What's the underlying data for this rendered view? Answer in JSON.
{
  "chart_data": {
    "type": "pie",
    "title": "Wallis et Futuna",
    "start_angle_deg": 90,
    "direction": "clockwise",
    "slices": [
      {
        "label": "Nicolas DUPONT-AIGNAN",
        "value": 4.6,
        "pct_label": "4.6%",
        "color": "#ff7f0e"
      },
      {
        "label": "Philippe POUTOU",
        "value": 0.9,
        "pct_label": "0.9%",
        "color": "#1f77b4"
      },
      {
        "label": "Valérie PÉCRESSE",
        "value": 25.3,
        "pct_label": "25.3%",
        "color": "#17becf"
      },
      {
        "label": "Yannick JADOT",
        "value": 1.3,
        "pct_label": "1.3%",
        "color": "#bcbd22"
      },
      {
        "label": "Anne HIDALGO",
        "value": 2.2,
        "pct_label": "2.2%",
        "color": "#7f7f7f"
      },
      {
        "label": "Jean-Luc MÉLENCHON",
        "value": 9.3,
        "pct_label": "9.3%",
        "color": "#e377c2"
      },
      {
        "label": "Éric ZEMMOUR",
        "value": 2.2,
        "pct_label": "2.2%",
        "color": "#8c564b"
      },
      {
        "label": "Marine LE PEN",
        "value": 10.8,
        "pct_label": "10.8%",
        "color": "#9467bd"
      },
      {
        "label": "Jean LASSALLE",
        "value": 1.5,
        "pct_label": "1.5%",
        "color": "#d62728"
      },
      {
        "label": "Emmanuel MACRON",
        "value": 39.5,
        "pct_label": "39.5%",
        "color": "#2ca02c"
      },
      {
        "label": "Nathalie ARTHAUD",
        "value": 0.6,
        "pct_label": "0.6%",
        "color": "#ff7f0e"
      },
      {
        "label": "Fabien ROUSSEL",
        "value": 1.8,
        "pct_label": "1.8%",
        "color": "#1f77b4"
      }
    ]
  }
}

...

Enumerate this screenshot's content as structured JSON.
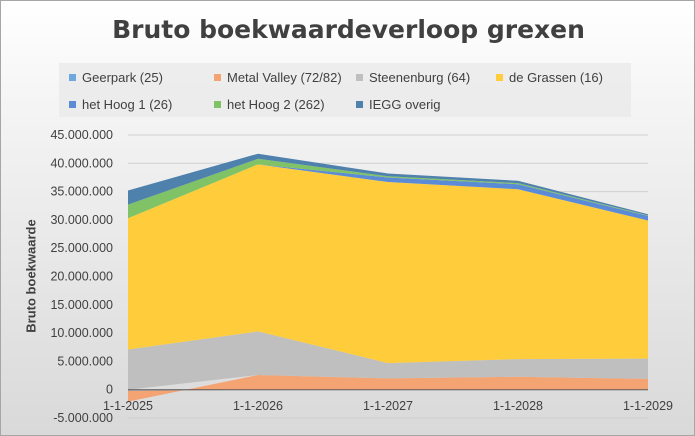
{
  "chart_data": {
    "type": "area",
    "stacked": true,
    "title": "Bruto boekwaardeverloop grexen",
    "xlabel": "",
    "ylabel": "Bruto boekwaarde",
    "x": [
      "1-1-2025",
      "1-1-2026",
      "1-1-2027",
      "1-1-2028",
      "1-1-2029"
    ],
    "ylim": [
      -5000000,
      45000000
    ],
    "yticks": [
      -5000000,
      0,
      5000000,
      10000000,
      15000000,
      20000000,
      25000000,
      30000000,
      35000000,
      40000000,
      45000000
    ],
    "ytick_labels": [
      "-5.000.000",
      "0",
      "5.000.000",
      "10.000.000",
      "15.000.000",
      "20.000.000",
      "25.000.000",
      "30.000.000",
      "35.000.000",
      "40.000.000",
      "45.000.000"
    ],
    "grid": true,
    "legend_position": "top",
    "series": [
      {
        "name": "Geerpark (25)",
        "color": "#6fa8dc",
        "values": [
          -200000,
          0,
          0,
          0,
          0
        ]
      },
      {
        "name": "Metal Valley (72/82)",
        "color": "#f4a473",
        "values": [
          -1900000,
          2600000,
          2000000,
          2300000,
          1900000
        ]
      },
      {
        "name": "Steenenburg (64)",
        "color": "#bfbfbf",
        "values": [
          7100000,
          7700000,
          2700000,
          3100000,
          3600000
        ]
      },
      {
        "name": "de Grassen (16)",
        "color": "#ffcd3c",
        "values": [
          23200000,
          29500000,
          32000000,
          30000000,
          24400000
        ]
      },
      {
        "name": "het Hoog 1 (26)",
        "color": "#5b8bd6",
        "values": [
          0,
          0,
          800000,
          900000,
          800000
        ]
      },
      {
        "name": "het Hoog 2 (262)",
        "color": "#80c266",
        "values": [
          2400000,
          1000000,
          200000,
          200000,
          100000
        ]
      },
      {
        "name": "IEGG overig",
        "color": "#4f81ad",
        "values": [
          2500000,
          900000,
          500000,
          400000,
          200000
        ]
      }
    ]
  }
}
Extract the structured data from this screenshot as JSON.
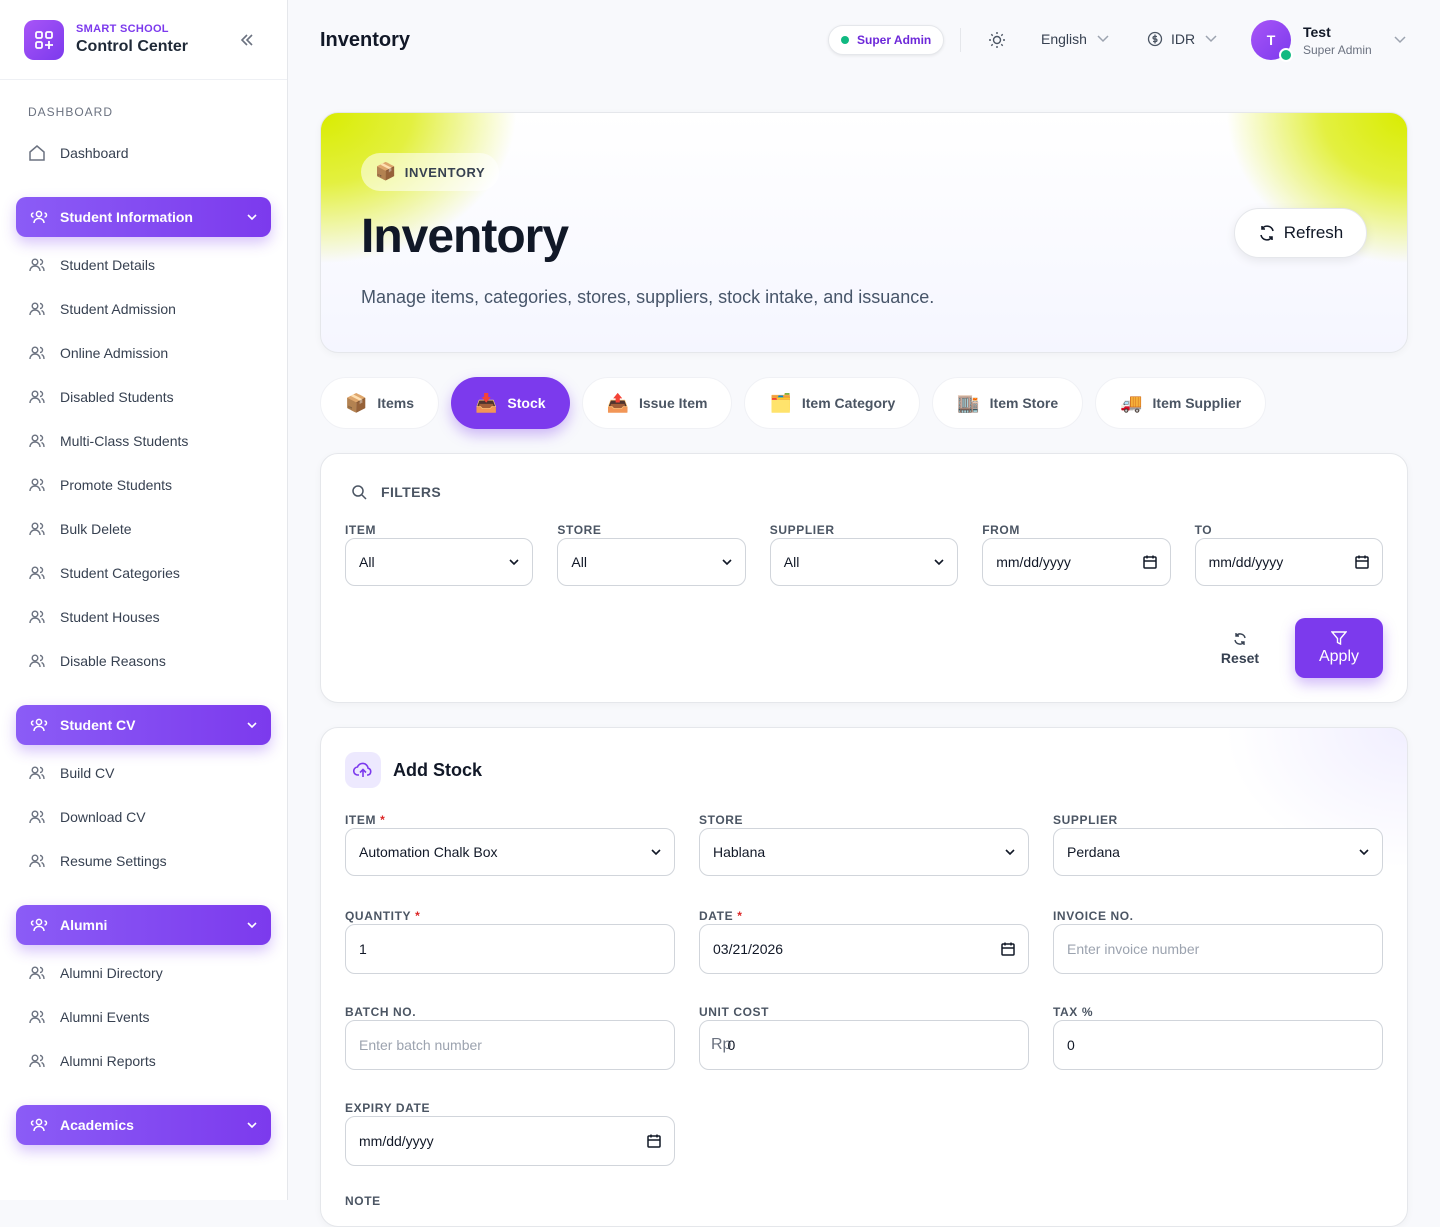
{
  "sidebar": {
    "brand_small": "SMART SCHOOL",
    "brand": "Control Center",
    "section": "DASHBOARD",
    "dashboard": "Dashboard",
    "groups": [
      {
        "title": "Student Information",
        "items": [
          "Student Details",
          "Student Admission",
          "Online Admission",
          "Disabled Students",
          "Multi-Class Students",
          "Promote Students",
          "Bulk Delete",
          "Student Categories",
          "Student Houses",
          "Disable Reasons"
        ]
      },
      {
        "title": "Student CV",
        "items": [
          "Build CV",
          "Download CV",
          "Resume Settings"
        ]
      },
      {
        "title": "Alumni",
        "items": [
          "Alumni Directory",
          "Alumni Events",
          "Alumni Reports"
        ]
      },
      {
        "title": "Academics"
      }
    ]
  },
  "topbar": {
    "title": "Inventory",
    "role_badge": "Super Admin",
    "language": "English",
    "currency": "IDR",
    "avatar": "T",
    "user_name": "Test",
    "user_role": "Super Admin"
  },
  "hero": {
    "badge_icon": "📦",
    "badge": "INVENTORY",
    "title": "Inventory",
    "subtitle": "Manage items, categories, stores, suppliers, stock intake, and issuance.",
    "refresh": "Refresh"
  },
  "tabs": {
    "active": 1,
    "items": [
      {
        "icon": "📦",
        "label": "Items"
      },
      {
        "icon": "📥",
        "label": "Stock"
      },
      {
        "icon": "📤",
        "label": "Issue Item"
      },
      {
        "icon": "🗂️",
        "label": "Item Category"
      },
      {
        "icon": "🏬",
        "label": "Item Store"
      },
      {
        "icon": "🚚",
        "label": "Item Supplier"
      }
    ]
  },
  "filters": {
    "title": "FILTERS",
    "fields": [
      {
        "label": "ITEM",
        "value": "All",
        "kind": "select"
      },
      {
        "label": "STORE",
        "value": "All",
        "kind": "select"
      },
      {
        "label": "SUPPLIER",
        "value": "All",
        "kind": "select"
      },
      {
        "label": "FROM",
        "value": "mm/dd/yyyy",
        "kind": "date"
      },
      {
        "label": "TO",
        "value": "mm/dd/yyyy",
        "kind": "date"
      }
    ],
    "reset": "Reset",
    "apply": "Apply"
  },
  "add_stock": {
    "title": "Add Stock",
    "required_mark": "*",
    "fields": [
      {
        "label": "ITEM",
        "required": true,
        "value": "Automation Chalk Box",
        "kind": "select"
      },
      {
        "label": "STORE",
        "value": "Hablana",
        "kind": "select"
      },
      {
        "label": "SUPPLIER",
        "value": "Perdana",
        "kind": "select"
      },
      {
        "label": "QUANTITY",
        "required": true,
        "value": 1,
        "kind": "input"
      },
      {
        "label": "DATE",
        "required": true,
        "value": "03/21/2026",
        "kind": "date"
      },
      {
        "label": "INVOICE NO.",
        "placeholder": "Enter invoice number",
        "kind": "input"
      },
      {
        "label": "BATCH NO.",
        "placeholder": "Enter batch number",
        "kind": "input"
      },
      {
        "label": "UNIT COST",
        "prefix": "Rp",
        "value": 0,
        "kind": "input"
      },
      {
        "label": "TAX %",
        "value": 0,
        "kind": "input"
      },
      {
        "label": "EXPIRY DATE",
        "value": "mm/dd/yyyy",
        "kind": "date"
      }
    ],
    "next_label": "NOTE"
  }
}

_Challenge_
Pull out every line in the data above that has the word "Alumni".

_Task output_
        "title": "Alumni",
          "Alumni Directory",
          "Alumni Events",
          "Alumni Reports"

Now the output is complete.